## GOAL OF THE EXERCISE
Please output every line of the material below without changing anything.

[Saved entries]
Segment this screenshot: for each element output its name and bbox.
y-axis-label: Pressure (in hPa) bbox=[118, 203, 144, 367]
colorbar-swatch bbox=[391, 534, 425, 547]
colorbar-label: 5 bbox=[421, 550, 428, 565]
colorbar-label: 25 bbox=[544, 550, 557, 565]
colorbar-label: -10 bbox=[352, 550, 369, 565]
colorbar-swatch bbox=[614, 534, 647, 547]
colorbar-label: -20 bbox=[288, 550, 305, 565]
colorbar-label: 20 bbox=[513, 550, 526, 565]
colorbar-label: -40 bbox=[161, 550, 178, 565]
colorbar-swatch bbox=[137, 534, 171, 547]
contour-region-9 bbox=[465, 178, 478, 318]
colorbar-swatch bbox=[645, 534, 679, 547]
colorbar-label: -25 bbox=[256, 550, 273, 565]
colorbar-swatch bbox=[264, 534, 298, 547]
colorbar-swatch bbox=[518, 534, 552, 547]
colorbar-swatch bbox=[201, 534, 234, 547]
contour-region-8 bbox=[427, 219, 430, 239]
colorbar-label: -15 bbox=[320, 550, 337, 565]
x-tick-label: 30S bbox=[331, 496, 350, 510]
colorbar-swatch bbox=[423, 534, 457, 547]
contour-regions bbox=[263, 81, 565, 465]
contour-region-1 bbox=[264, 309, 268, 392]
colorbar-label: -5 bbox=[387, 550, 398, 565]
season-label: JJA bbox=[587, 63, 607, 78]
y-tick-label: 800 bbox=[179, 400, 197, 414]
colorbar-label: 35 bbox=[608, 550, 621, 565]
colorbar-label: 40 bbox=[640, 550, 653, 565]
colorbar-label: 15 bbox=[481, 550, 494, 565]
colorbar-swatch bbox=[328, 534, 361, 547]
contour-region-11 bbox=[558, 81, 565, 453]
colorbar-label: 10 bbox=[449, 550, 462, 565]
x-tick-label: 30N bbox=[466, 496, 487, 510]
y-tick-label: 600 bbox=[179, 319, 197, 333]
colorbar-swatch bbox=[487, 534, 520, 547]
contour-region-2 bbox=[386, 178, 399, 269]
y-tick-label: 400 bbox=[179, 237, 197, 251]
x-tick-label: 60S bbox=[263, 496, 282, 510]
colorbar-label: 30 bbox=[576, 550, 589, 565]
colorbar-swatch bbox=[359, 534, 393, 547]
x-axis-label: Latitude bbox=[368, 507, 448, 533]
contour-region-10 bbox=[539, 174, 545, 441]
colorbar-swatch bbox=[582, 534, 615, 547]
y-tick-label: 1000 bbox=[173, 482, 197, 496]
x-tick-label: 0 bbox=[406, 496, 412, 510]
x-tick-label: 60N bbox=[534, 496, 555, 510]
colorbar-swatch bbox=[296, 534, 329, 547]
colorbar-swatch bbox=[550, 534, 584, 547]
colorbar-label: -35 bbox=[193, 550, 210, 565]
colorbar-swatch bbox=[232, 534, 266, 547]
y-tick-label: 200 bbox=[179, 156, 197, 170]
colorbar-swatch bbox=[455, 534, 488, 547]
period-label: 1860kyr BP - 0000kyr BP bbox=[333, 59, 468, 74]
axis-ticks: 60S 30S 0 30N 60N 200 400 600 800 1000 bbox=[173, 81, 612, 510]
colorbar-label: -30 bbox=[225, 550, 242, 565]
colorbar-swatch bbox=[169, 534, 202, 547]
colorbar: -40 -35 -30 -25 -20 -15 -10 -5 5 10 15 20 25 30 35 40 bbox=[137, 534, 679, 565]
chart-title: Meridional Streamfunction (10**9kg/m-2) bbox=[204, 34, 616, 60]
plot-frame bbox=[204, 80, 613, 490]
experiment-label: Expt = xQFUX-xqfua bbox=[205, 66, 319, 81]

## FINAL ANSWER
Segment this screenshot: for each element output its name and bbox.
y-axis-label: Pressure (in hPa) bbox=[118, 203, 144, 367]
colorbar-swatch bbox=[391, 534, 425, 547]
colorbar-label: 5 bbox=[421, 550, 428, 565]
colorbar-label: 25 bbox=[544, 550, 557, 565]
colorbar-label: -10 bbox=[352, 550, 369, 565]
colorbar-swatch bbox=[614, 534, 647, 547]
colorbar-label: -20 bbox=[288, 550, 305, 565]
colorbar-label: 20 bbox=[513, 550, 526, 565]
colorbar-label: -40 bbox=[161, 550, 178, 565]
colorbar-swatch bbox=[137, 534, 171, 547]
contour-region-9 bbox=[465, 178, 478, 318]
colorbar-swatch bbox=[645, 534, 679, 547]
colorbar-label: -25 bbox=[256, 550, 273, 565]
colorbar-swatch bbox=[264, 534, 298, 547]
colorbar-swatch bbox=[518, 534, 552, 547]
colorbar-swatch bbox=[201, 534, 234, 547]
contour-region-8 bbox=[427, 219, 430, 239]
colorbar-label: -15 bbox=[320, 550, 337, 565]
x-tick-label: 30S bbox=[331, 496, 350, 510]
colorbar-swatch bbox=[423, 534, 457, 547]
contour-regions bbox=[263, 81, 565, 465]
contour-region-1 bbox=[264, 309, 268, 392]
colorbar-label: -5 bbox=[387, 550, 398, 565]
season-label: JJA bbox=[587, 63, 607, 78]
y-tick-label: 800 bbox=[179, 400, 197, 414]
colorbar-label: 35 bbox=[608, 550, 621, 565]
colorbar-label: 40 bbox=[640, 550, 653, 565]
colorbar-label: 15 bbox=[481, 550, 494, 565]
colorbar-swatch bbox=[328, 534, 361, 547]
contour-region-11 bbox=[558, 81, 565, 453]
colorbar-label: 10 bbox=[449, 550, 462, 565]
x-tick-label: 30N bbox=[466, 496, 487, 510]
y-tick-label: 600 bbox=[179, 319, 197, 333]
colorbar-swatch bbox=[487, 534, 520, 547]
contour-region-2 bbox=[386, 178, 399, 269]
y-tick-label: 400 bbox=[179, 237, 197, 251]
x-tick-label: 60S bbox=[263, 496, 282, 510]
colorbar-label: 30 bbox=[576, 550, 589, 565]
colorbar-swatch bbox=[359, 534, 393, 547]
x-axis-label: Latitude bbox=[368, 507, 448, 533]
contour-region-10 bbox=[539, 174, 545, 441]
colorbar-swatch bbox=[582, 534, 615, 547]
y-tick-label: 1000 bbox=[173, 482, 197, 496]
x-tick-label: 0 bbox=[406, 496, 412, 510]
x-tick-label: 60N bbox=[534, 496, 555, 510]
colorbar-swatch bbox=[296, 534, 329, 547]
colorbar-swatch bbox=[550, 534, 584, 547]
colorbar-label: -35 bbox=[193, 550, 210, 565]
colorbar-swatch bbox=[232, 534, 266, 547]
y-tick-label: 200 bbox=[179, 156, 197, 170]
colorbar-swatch bbox=[455, 534, 488, 547]
period-label: 1860kyr BP - 0000kyr BP bbox=[333, 59, 468, 74]
axis-ticks: 60S 30S 0 30N 60N 200 400 600 800 1000 bbox=[173, 81, 612, 510]
colorbar-label: -30 bbox=[225, 550, 242, 565]
colorbar-swatch bbox=[169, 534, 202, 547]
colorbar: -40 -35 -30 -25 -20 -15 -10 -5 5 10 15 20 25 30 35 40 bbox=[137, 534, 679, 565]
chart-title: Meridional Streamfunction (10**9kg/m-2) bbox=[204, 34, 616, 60]
plot-frame bbox=[204, 80, 613, 490]
experiment-label: Expt = xQFUX-xqfua bbox=[205, 66, 319, 81]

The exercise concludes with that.